What you are asked to do:
Gather all lines from the material that contain "resources".
***** Listed entries
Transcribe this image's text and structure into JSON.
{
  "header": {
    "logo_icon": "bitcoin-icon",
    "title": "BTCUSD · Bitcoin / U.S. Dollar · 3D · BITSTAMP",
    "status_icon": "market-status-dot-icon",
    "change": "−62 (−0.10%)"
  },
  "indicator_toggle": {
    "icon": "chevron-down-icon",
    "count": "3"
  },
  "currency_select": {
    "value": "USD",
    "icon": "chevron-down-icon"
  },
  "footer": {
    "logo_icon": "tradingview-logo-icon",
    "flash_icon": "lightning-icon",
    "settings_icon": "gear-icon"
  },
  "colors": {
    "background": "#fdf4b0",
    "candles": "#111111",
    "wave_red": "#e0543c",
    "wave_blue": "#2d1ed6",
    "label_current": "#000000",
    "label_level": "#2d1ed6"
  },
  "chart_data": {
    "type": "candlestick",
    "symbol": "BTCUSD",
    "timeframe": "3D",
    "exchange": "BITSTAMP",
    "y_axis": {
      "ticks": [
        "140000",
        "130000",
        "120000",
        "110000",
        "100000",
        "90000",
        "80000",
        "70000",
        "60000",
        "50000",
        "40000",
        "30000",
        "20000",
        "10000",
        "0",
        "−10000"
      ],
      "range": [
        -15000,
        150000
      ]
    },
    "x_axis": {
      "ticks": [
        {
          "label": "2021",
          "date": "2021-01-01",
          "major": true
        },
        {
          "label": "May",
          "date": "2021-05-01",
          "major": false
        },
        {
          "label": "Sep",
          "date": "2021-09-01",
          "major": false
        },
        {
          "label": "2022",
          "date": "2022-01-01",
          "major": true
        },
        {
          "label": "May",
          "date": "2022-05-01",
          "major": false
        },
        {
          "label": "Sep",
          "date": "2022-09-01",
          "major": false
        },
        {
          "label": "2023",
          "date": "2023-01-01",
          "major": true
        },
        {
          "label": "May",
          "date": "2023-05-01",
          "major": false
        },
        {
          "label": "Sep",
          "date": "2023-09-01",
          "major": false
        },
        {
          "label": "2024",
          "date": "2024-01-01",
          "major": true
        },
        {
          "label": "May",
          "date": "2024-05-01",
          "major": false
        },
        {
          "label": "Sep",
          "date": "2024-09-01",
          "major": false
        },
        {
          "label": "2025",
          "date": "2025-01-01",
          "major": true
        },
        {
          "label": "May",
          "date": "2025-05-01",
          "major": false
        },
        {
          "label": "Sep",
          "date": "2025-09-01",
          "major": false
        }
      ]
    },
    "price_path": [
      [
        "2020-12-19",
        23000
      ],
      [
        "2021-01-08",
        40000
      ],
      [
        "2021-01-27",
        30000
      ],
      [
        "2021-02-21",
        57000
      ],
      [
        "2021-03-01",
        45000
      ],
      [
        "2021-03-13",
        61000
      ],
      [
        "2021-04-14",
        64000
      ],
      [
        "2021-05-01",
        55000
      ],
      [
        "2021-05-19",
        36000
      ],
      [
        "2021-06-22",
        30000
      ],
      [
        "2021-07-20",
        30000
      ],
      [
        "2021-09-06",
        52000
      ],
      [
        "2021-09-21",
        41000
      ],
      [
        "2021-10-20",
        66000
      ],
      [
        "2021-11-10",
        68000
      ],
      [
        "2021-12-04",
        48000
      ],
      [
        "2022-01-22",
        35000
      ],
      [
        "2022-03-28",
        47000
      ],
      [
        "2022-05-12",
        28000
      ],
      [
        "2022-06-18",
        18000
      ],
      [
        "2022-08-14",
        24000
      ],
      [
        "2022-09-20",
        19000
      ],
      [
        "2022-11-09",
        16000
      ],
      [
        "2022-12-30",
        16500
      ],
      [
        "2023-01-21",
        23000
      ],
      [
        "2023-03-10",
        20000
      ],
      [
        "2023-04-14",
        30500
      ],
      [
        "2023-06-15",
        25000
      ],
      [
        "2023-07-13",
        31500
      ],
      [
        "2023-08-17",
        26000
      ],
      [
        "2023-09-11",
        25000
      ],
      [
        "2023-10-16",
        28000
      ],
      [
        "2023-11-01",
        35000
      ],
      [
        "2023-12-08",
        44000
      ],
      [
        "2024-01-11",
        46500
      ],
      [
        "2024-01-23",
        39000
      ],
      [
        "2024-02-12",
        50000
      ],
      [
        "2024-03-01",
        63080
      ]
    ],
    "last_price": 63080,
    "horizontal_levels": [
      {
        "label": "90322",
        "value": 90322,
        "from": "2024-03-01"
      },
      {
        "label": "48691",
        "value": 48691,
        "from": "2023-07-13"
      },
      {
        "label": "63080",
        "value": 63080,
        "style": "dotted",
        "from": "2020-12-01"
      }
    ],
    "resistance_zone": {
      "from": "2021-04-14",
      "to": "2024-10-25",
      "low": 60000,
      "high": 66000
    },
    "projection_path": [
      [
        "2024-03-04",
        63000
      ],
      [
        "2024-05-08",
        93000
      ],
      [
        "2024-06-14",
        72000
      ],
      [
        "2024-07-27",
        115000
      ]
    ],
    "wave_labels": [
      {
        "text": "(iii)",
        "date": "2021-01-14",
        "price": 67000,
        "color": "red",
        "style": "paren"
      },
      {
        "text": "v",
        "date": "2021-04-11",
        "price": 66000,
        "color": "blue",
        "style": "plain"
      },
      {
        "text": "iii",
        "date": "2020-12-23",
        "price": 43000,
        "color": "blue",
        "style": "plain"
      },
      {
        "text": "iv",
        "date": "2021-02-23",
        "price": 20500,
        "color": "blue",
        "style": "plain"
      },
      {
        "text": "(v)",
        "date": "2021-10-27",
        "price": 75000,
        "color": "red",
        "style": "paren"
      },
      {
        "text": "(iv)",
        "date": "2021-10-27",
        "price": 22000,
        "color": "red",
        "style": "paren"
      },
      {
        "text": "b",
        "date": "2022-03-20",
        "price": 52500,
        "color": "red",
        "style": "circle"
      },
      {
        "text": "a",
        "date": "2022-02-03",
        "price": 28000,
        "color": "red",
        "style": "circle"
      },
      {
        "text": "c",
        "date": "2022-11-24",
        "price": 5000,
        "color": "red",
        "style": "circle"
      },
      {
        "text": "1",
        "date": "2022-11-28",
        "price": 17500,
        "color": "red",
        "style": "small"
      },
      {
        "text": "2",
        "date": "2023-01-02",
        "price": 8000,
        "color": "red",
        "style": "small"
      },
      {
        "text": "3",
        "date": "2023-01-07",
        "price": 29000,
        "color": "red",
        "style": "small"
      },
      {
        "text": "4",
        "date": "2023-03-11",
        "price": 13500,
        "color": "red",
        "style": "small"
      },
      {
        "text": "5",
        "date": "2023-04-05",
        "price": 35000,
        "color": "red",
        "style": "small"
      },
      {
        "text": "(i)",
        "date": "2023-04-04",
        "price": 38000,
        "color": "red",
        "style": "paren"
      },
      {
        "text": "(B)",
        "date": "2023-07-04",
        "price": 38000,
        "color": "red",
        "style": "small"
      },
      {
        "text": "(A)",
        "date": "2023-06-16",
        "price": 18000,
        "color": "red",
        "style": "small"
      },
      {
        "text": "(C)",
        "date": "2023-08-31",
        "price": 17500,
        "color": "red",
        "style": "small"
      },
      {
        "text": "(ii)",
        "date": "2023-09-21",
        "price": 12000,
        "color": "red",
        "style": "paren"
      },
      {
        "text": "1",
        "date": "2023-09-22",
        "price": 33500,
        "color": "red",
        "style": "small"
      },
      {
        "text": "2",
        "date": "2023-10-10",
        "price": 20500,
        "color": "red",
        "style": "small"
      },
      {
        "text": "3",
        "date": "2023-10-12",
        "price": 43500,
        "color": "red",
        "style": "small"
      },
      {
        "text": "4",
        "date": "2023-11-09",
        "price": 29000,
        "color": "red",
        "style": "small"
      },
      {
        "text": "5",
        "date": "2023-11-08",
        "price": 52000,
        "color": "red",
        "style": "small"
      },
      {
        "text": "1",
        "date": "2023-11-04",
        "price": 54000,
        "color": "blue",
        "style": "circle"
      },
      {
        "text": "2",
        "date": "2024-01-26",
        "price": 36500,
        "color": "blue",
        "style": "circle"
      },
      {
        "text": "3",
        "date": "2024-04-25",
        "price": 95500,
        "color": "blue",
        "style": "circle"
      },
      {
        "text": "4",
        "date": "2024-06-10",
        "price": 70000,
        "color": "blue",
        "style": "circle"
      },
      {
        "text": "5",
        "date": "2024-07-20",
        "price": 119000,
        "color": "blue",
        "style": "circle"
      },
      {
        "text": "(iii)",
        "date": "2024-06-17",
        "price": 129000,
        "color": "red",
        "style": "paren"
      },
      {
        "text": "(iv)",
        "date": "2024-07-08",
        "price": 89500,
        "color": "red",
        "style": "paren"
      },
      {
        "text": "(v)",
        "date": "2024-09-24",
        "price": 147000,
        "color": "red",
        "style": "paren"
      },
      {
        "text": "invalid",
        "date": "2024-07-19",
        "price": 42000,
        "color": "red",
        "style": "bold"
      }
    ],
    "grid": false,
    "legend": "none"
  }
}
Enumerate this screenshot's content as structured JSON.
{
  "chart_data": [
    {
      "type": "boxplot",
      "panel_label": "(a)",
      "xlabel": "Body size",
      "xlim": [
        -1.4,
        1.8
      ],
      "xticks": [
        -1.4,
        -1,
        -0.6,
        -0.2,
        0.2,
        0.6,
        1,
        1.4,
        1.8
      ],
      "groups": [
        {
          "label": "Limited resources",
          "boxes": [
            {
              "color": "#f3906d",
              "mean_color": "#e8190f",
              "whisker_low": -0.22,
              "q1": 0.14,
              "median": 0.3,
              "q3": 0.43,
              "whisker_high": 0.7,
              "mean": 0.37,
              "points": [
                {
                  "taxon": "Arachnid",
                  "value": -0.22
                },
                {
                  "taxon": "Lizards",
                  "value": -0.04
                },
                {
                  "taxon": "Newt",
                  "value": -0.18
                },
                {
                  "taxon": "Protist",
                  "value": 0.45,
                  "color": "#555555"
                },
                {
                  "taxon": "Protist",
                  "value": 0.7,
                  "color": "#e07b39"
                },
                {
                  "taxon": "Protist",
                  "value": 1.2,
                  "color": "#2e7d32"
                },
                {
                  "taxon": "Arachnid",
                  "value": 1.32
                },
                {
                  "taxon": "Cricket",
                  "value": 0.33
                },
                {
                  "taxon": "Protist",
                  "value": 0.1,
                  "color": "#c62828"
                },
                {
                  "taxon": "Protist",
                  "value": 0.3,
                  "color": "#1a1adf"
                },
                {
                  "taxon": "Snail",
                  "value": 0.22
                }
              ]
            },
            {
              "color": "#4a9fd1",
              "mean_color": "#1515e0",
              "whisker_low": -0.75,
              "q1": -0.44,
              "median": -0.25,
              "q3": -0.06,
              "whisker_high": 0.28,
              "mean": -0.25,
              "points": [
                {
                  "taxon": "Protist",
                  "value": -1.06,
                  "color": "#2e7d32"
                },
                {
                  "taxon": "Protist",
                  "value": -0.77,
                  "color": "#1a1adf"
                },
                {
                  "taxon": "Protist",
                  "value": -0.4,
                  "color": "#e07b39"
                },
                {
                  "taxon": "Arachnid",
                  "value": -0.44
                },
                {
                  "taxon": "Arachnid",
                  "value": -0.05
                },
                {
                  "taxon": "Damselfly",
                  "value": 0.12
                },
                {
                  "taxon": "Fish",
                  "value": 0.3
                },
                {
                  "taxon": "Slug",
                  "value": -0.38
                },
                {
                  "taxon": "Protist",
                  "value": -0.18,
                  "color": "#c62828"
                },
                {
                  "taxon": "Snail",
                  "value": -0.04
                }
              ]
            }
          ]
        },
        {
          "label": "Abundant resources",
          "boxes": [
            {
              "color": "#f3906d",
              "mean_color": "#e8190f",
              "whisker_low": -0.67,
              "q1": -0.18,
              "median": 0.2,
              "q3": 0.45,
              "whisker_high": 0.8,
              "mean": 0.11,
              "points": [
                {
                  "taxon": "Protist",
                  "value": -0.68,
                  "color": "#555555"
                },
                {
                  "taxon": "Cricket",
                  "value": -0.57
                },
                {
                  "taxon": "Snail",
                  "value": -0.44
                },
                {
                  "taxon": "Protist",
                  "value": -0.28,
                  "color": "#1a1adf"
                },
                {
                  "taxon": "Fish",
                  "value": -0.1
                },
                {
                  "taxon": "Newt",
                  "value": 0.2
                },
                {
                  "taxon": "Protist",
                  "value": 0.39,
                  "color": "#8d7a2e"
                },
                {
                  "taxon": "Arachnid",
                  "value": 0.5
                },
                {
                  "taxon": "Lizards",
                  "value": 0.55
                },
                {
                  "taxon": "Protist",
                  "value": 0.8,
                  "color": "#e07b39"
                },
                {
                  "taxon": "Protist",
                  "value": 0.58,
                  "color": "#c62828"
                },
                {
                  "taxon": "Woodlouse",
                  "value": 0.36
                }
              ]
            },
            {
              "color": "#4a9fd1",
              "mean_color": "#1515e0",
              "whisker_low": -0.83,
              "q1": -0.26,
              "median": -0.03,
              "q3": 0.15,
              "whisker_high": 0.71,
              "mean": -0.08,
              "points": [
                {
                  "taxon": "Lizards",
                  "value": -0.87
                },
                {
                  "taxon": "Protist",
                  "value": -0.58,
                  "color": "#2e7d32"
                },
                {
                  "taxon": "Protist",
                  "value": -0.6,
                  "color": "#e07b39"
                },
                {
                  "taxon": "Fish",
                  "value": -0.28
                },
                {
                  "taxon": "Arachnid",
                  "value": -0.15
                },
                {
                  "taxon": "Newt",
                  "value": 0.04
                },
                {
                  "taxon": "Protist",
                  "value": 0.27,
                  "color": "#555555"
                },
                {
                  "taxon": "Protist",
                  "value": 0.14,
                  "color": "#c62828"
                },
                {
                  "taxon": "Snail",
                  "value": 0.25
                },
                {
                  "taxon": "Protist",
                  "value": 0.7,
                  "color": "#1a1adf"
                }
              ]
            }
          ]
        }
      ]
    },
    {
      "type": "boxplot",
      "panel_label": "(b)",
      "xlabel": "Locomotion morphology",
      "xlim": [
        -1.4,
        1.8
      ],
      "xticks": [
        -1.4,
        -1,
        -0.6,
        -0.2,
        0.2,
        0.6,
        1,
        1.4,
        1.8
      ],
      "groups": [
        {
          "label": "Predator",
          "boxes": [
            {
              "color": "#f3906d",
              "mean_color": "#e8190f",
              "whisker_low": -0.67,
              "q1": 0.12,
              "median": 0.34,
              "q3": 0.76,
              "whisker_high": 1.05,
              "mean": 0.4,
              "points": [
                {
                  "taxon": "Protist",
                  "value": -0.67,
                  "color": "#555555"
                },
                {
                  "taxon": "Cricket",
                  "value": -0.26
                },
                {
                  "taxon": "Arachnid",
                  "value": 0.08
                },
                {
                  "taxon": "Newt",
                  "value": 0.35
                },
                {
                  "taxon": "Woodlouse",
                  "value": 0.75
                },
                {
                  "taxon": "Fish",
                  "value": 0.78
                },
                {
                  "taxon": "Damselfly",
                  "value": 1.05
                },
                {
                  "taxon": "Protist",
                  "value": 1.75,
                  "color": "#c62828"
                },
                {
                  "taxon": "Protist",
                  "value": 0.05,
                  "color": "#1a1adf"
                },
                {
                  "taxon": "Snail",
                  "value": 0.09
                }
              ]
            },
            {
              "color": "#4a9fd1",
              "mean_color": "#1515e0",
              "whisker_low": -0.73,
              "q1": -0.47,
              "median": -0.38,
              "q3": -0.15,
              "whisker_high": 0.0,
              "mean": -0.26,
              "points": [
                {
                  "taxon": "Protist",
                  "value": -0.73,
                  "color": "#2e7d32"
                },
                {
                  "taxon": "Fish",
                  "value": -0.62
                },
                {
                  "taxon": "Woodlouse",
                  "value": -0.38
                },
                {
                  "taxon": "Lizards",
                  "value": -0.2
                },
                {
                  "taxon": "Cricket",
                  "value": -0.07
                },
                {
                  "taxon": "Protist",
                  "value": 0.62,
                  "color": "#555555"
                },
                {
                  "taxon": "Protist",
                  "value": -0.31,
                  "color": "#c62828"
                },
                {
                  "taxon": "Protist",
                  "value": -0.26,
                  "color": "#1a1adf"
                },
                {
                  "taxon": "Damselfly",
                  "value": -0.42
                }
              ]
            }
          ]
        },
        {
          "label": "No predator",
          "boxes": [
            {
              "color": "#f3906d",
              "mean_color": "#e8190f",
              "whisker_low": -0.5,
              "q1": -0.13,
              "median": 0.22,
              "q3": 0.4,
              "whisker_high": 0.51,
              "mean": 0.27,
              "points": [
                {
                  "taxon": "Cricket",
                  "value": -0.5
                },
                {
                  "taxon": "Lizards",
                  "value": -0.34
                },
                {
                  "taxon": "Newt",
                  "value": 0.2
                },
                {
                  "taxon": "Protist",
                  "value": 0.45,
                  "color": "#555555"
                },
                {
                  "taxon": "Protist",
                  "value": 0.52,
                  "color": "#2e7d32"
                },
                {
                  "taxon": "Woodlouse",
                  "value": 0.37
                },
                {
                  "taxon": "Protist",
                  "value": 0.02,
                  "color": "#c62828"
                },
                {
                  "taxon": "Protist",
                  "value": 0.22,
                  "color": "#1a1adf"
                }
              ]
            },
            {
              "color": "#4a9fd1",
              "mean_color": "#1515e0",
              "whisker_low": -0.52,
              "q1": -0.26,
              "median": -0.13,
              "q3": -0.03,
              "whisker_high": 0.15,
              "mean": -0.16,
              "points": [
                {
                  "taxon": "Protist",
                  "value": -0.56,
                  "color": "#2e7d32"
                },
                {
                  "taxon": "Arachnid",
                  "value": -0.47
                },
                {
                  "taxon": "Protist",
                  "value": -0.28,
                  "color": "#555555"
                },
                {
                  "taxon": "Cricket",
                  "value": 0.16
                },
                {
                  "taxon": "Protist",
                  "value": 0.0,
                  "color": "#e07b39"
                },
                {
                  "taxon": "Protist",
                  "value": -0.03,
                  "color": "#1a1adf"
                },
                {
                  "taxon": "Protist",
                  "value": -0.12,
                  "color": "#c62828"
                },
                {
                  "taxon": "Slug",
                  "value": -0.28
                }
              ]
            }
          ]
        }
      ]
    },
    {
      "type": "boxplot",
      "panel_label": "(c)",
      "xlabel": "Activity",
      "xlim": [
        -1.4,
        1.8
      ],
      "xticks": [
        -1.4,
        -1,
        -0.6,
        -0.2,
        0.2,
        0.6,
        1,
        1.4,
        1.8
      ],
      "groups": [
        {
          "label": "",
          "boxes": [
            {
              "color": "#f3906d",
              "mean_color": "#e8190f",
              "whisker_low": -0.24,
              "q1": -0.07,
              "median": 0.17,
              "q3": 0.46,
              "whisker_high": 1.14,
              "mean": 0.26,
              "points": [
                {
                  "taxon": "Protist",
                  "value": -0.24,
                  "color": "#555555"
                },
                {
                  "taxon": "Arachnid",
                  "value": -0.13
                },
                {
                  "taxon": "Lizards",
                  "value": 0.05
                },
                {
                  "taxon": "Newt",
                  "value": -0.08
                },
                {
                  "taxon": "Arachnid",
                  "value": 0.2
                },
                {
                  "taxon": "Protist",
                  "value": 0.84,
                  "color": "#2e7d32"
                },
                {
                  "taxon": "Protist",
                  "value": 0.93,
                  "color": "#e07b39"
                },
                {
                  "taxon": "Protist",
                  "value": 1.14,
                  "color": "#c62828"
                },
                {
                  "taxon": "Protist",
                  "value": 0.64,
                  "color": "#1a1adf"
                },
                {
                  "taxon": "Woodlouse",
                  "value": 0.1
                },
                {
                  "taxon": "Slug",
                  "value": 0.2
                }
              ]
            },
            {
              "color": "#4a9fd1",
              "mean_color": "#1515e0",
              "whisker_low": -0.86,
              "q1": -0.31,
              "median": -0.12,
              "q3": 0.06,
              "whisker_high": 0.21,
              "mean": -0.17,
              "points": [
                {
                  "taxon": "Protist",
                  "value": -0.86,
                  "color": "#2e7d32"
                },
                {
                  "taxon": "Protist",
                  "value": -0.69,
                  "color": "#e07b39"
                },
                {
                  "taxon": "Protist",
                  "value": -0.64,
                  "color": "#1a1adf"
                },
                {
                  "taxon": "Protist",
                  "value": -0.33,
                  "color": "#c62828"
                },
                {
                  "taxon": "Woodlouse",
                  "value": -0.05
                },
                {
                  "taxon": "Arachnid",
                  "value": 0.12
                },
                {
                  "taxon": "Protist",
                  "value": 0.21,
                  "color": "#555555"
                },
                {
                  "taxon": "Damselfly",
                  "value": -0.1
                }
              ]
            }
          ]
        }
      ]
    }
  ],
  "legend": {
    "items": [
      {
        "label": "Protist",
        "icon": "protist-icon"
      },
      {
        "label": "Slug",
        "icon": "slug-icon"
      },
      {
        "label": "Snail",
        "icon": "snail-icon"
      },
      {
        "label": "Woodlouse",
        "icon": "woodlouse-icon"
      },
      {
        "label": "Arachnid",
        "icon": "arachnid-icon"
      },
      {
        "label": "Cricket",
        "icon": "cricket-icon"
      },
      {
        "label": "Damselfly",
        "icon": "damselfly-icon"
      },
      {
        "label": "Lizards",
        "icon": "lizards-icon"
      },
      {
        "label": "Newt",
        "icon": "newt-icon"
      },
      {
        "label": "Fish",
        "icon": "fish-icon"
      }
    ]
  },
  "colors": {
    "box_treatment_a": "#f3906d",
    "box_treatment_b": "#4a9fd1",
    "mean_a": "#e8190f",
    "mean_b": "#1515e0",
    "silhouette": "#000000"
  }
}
**********
Result of this task:
          "label": "Limited resources",
          "label": "Abundant resources",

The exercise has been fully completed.